Aim >> From the entries below, gather each line containing the word "Warszawie".

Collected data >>
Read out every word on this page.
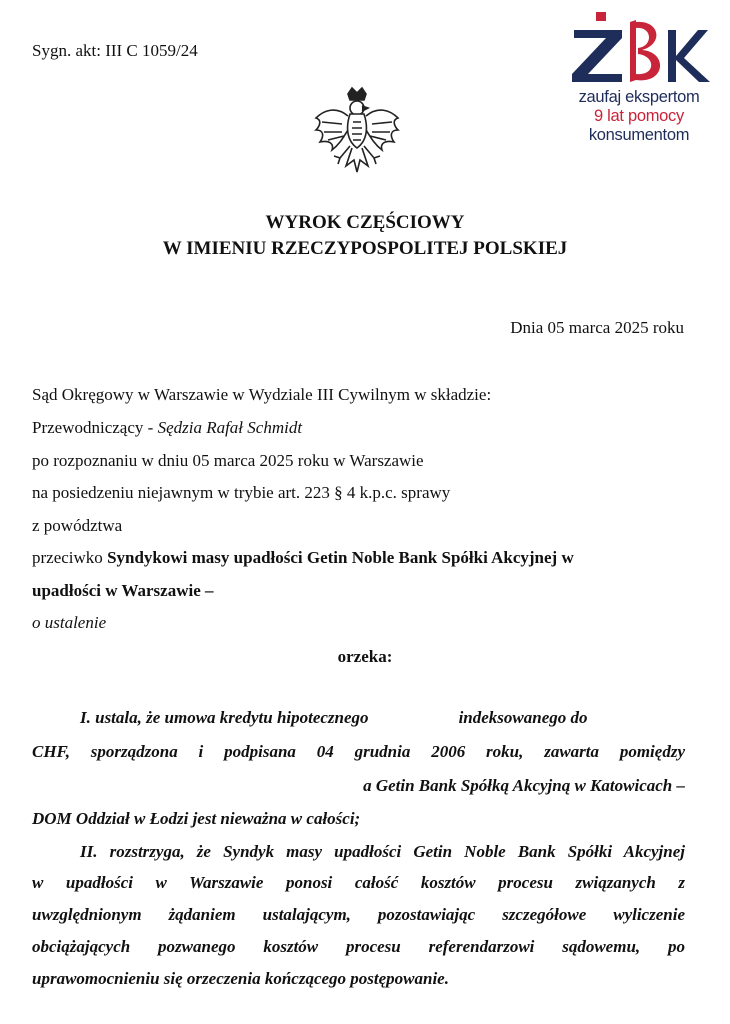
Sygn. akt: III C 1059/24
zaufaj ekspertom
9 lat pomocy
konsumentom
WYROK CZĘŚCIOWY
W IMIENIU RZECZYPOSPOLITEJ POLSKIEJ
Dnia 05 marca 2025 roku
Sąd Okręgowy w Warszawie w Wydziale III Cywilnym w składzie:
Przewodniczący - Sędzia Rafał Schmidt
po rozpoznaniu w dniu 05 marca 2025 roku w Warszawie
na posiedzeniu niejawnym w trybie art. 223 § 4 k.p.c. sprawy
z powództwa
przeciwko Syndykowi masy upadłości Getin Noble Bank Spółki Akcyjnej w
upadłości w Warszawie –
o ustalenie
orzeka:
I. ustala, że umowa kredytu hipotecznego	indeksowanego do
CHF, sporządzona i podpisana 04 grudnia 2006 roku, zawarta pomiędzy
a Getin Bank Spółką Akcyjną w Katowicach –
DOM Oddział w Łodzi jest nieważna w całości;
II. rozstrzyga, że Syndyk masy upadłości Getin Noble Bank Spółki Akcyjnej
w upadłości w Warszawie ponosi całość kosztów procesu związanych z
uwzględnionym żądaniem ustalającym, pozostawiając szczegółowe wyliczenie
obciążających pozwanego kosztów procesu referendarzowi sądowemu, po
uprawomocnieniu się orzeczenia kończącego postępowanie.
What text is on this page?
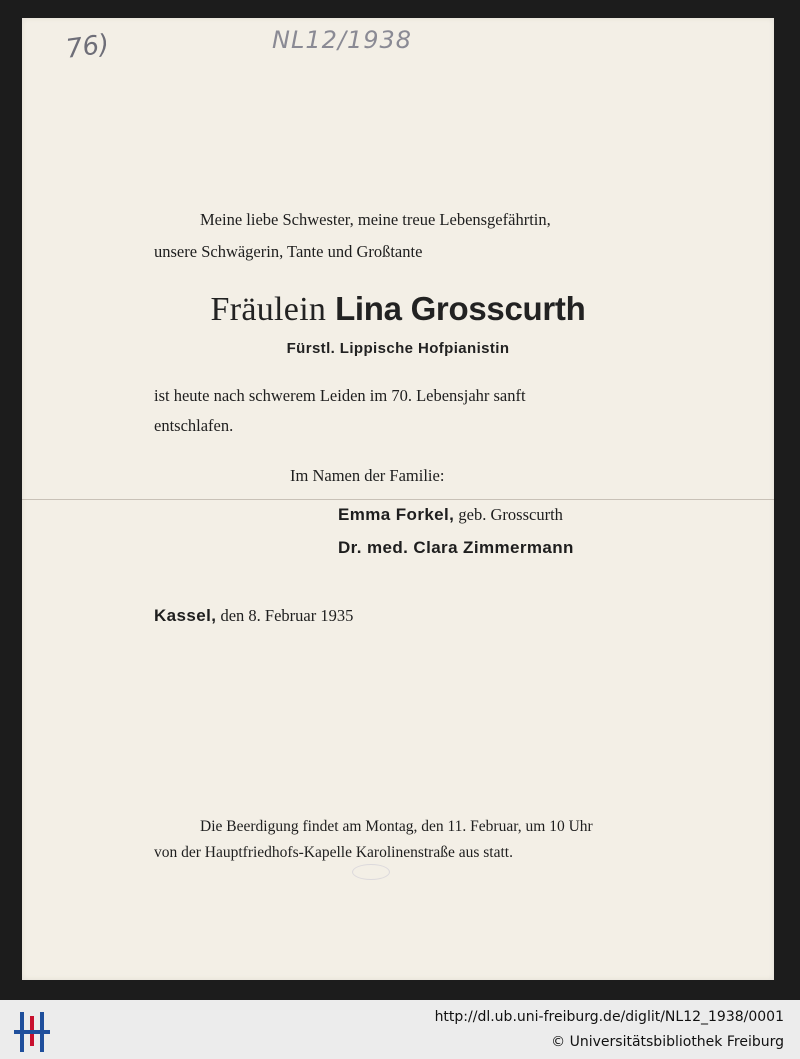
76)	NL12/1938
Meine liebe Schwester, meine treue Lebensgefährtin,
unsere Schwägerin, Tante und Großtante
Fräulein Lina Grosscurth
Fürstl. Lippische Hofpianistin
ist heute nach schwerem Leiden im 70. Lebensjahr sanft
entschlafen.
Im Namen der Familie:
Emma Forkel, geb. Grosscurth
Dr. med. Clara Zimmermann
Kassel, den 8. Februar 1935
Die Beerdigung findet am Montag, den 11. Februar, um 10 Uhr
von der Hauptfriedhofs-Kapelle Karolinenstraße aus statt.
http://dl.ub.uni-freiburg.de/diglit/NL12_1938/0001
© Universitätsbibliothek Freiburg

Expected output >>
Sąd Okręgowy w Warszawie w Wydziale III Cywilnym w składzie:
po rozpoznaniu w dniu 05 marca 2025 roku w Warszawie
upadłości w Warszawie –
w upadłości w Warszawie ponosi całość kosztów procesu związanych z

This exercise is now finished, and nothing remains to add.